§ **Direction**
Reproduce all the lines exactly as they stand, apart from the pictures.

------------------------------------

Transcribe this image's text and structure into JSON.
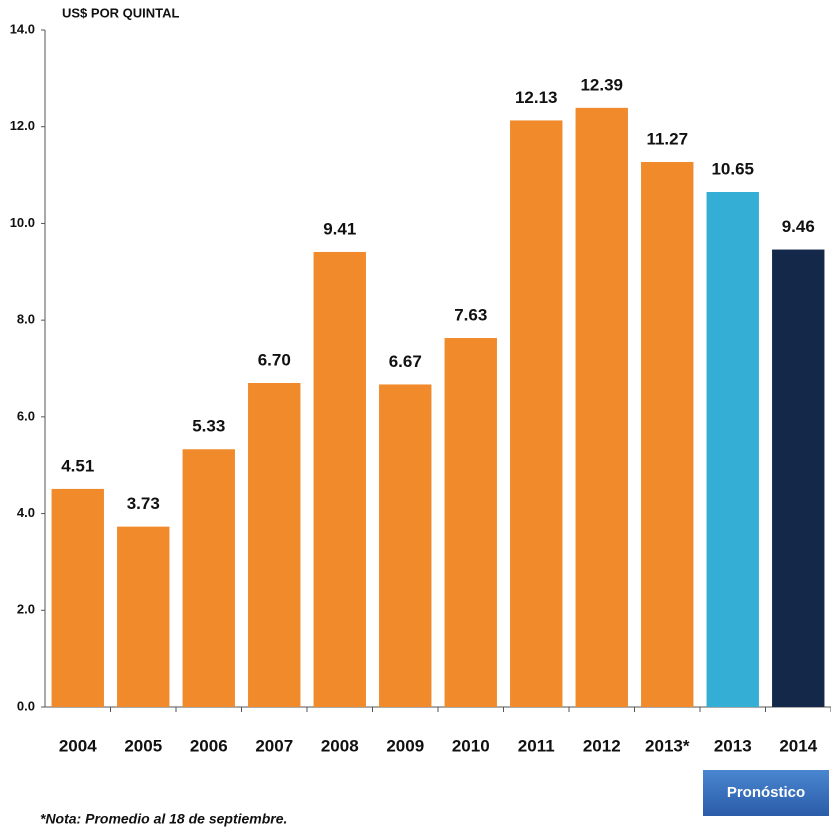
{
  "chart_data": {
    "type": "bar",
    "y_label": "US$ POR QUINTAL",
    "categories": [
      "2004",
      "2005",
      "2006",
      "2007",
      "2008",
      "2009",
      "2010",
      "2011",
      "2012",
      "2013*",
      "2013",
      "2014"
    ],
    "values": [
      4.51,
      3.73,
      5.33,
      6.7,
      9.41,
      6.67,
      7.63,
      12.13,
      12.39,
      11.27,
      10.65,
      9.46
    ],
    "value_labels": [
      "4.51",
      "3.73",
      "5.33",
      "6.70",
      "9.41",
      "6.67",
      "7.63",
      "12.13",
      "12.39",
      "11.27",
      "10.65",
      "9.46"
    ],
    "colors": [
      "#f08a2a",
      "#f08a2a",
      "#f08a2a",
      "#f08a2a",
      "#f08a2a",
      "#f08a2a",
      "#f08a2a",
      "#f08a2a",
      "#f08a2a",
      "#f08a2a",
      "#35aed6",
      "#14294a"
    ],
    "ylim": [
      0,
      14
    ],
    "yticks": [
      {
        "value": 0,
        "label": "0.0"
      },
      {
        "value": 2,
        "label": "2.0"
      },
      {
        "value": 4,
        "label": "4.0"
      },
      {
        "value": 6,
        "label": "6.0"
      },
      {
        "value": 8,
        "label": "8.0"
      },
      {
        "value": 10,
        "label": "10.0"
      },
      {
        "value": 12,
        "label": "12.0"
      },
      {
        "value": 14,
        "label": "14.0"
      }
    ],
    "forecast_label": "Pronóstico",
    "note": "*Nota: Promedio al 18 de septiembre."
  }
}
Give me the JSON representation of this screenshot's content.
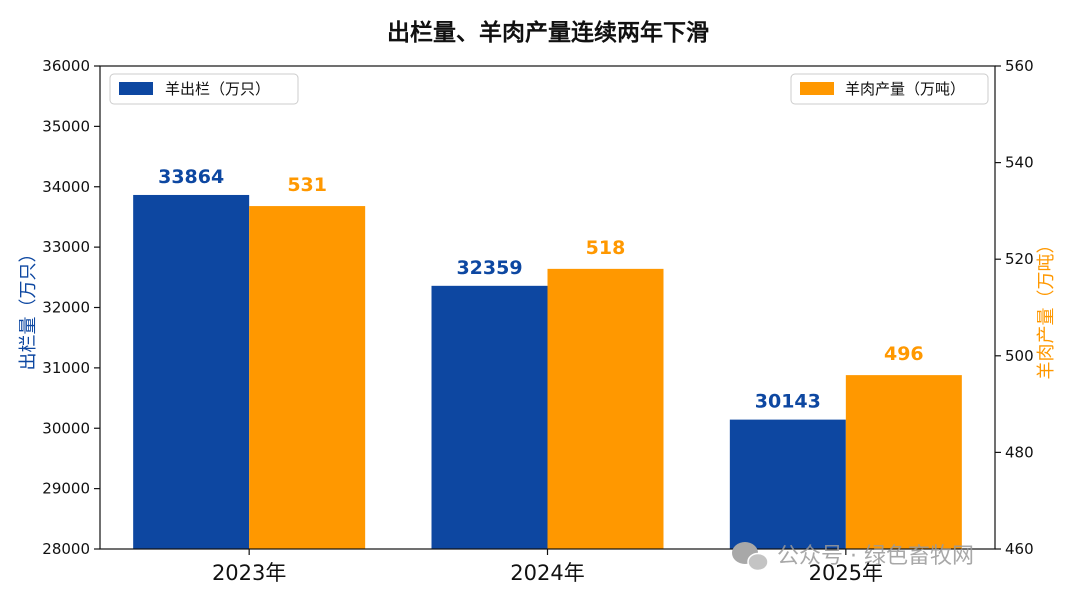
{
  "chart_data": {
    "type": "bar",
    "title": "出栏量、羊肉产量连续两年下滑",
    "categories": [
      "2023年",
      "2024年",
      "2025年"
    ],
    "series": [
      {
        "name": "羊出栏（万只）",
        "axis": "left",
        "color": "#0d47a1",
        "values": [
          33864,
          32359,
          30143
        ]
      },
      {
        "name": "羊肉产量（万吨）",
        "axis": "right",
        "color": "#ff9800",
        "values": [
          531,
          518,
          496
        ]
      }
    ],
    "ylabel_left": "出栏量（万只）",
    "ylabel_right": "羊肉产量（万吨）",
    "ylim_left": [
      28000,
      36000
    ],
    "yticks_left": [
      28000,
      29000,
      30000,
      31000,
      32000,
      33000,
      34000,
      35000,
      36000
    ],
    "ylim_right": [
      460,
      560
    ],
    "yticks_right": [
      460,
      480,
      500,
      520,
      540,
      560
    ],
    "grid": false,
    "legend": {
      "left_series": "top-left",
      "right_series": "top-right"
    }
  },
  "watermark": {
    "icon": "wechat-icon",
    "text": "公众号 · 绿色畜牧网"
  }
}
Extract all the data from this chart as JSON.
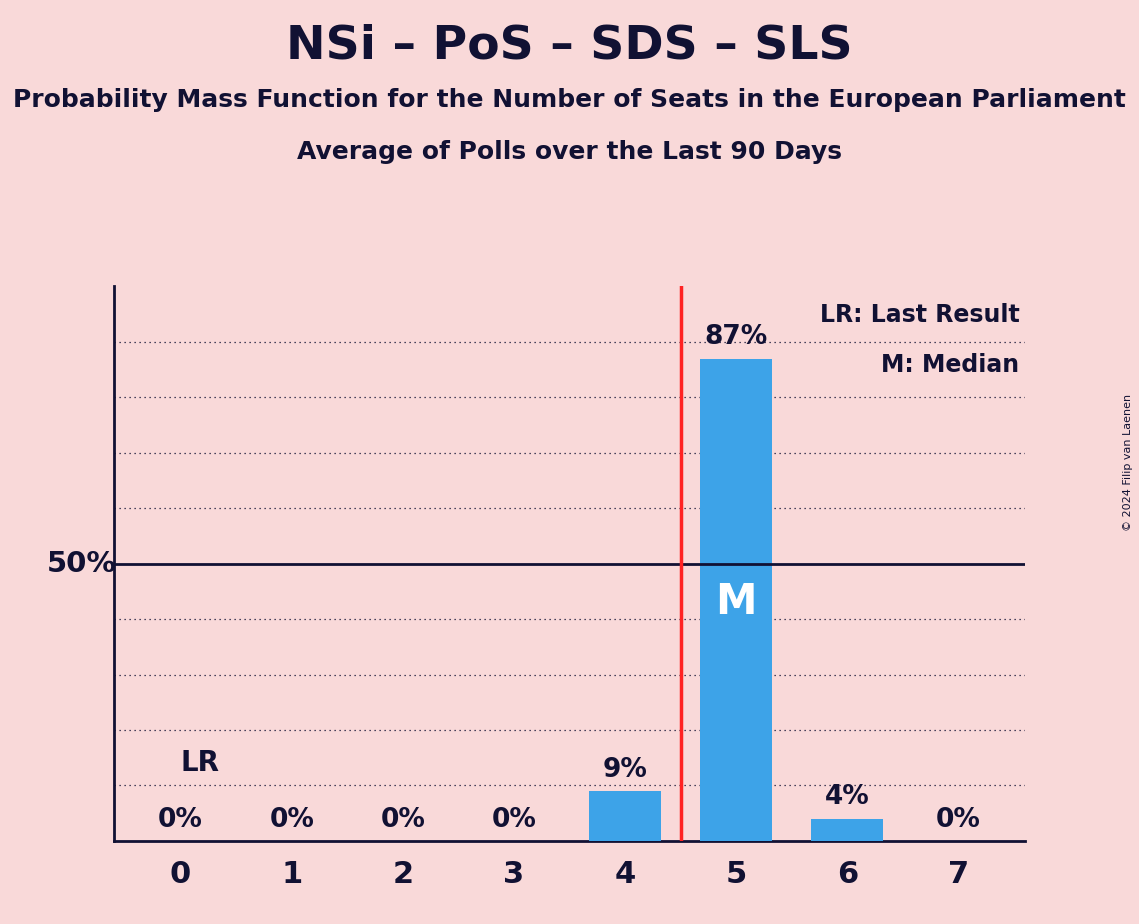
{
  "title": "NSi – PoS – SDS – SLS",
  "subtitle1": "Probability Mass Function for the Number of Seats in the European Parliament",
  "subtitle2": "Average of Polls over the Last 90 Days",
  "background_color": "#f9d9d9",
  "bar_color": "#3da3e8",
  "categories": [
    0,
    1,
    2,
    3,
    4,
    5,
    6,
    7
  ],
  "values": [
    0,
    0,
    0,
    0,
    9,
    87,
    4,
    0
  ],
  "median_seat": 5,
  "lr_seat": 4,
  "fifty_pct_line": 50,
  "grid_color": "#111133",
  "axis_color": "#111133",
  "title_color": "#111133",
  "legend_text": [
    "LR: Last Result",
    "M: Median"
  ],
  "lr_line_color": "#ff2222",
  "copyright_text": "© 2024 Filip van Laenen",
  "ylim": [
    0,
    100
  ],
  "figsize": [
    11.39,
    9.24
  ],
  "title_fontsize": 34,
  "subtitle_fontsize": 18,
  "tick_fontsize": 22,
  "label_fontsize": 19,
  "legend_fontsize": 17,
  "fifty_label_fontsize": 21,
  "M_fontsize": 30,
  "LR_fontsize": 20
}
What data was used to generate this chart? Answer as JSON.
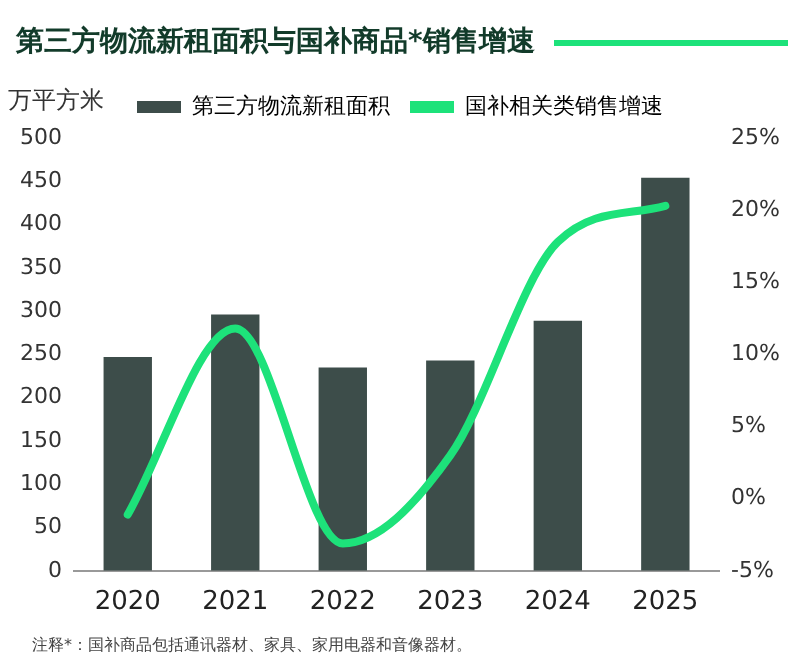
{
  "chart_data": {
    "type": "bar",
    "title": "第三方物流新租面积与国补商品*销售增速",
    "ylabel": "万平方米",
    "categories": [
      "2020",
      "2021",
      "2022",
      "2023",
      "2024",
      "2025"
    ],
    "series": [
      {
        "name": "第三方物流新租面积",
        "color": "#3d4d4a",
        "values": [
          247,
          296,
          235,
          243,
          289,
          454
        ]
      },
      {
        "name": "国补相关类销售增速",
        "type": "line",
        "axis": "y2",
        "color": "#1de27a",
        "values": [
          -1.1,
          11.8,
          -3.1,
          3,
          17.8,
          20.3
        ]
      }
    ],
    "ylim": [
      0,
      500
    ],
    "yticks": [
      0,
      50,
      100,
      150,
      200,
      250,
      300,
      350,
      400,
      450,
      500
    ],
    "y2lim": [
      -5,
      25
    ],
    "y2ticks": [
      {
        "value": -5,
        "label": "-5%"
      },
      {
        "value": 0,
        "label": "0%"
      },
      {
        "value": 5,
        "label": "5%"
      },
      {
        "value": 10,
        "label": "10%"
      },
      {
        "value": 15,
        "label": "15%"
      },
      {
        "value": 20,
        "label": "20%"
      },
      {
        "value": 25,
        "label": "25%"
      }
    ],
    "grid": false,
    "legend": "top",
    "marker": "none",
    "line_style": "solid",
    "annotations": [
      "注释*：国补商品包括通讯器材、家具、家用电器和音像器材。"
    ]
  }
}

------------------------------------

§ **Exercise answer**
Transcribe this image's text and structure into JSON.
{
  "chart_data": {
    "type": "bar",
    "y_label": "US$ POR QUINTAL",
    "categories": [
      "2004",
      "2005",
      "2006",
      "2007",
      "2008",
      "2009",
      "2010",
      "2011",
      "2012",
      "2013*",
      "2013",
      "2014"
    ],
    "values": [
      4.51,
      3.73,
      5.33,
      6.7,
      9.41,
      6.67,
      7.63,
      12.13,
      12.39,
      11.27,
      10.65,
      9.46
    ],
    "value_labels": [
      "4.51",
      "3.73",
      "5.33",
      "6.70",
      "9.41",
      "6.67",
      "7.63",
      "12.13",
      "12.39",
      "11.27",
      "10.65",
      "9.46"
    ],
    "colors": [
      "#f08a2a",
      "#f08a2a",
      "#f08a2a",
      "#f08a2a",
      "#f08a2a",
      "#f08a2a",
      "#f08a2a",
      "#f08a2a",
      "#f08a2a",
      "#f08a2a",
      "#35aed6",
      "#14294a"
    ],
    "ylim": [
      0,
      14
    ],
    "yticks": [
      {
        "value": 0,
        "label": "0.0"
      },
      {
        "value": 2,
        "label": "2.0"
      },
      {
        "value": 4,
        "label": "4.0"
      },
      {
        "value": 6,
        "label": "6.0"
      },
      {
        "value": 8,
        "label": "8.0"
      },
      {
        "value": 10,
        "label": "10.0"
      },
      {
        "value": 12,
        "label": "12.0"
      },
      {
        "value": 14,
        "label": "14.0"
      }
    ],
    "forecast_label": "Pronóstico",
    "note": "*Nota: Promedio al 18 de septiembre."
  }
}
Give me the JSON representation of this screenshot's content.
{
  "chart_data": {
    "type": "bar",
    "title": "出栏量、羊肉产量连续两年下滑",
    "categories": [
      "2023年",
      "2024年",
      "2025年"
    ],
    "series": [
      {
        "name": "羊出栏（万只）",
        "axis": "left",
        "color": "#0d47a1",
        "values": [
          33864,
          32359,
          30143
        ]
      },
      {
        "name": "羊肉产量（万吨）",
        "axis": "right",
        "color": "#ff9800",
        "values": [
          531,
          518,
          496
        ]
      }
    ],
    "ylabel_left": "出栏量（万只）",
    "ylabel_right": "羊肉产量（万吨）",
    "ylim_left": [
      28000,
      36000
    ],
    "yticks_left": [
      28000,
      29000,
      30000,
      31000,
      32000,
      33000,
      34000,
      35000,
      36000
    ],
    "ylim_right": [
      460,
      560
    ],
    "yticks_right": [
      460,
      480,
      500,
      520,
      540,
      560
    ],
    "grid": false,
    "legend": {
      "left_series": "top-left",
      "right_series": "top-right"
    }
  },
  "watermark": {
    "icon": "wechat-icon",
    "text": "公众号 · 绿色畜牧网"
  }
}
Extract all the data from this chart as JSON.
{
  "title": "NSi – PoS – SDS – SLS",
  "subtitle1": "Probability Mass Function for the Number of Seats in the European Parliament",
  "subtitle2": "Average of Polls over the Last 90 Days",
  "background_color": "#f9d9d9",
  "bar_color": "#3da3e8",
  "categories": [
    0,
    1,
    2,
    3,
    4,
    5,
    6,
    7
  ],
  "values": [
    0,
    0,
    0,
    0,
    9,
    87,
    4,
    0
  ],
  "median_seat": 5,
  "lr_seat": 4,
  "fifty_pct_line": 50,
  "grid_color": "#111133",
  "axis_color": "#111133",
  "title_color": "#111133",
  "legend_text": [
    "LR: Last Result",
    "M: Median"
  ],
  "lr_line_color": "#ff2222",
  "copyright_text": "© 2024 Filip van Laenen",
  "ylim": [
    0,
    100
  ],
  "figsize": [
    11.39,
    9.24
  ],
  "title_fontsize": 34,
  "subtitle_fontsize": 18,
  "tick_fontsize": 22,
  "label_fontsize": 19,
  "legend_fontsize": 17,
  "fifty_label_fontsize": 21,
  "M_fontsize": 30,
  "LR_fontsize": 20
}
What data was used to generate this chart? Answer as JSON.
{
  "chart_data": {
    "type": "bar",
    "title": "第三方物流新租面积与国补商品*销售增速",
    "ylabel": "万平方米",
    "categories": [
      "2020",
      "2021",
      "2022",
      "2023",
      "2024",
      "2025"
    ],
    "series": [
      {
        "name": "第三方物流新租面积",
        "color": "#3d4d4a",
        "values": [
          247,
          296,
          235,
          243,
          289,
          454
        ]
      },
      {
        "name": "国补相关类销售增速",
        "type": "line",
        "axis": "y2",
        "color": "#1de27a",
        "values": [
          -1.1,
          11.8,
          -3.1,
          3,
          17.8,
          20.3
        ]
      }
    ],
    "ylim": [
      0,
      500
    ],
    "yticks": [
      0,
      50,
      100,
      150,
      200,
      250,
      300,
      350,
      400,
      450,
      500
    ],
    "y2lim": [
      -5,
      25
    ],
    "y2ticks": [
      {
        "value": -5,
        "label": "-5%"
      },
      {
        "value": 0,
        "label": "0%"
      },
      {
        "value": 5,
        "label": "5%"
      },
      {
        "value": 10,
        "label": "10%"
      },
      {
        "value": 15,
        "label": "15%"
      },
      {
        "value": 20,
        "label": "20%"
      },
      {
        "value": 25,
        "label": "25%"
      }
    ],
    "grid": false,
    "legend": "top",
    "marker": "none",
    "line_style": "solid",
    "annotations": [
      "注释*：国补商品包括通讯器材、家具、家用电器和音像器材。"
    ]
  }
}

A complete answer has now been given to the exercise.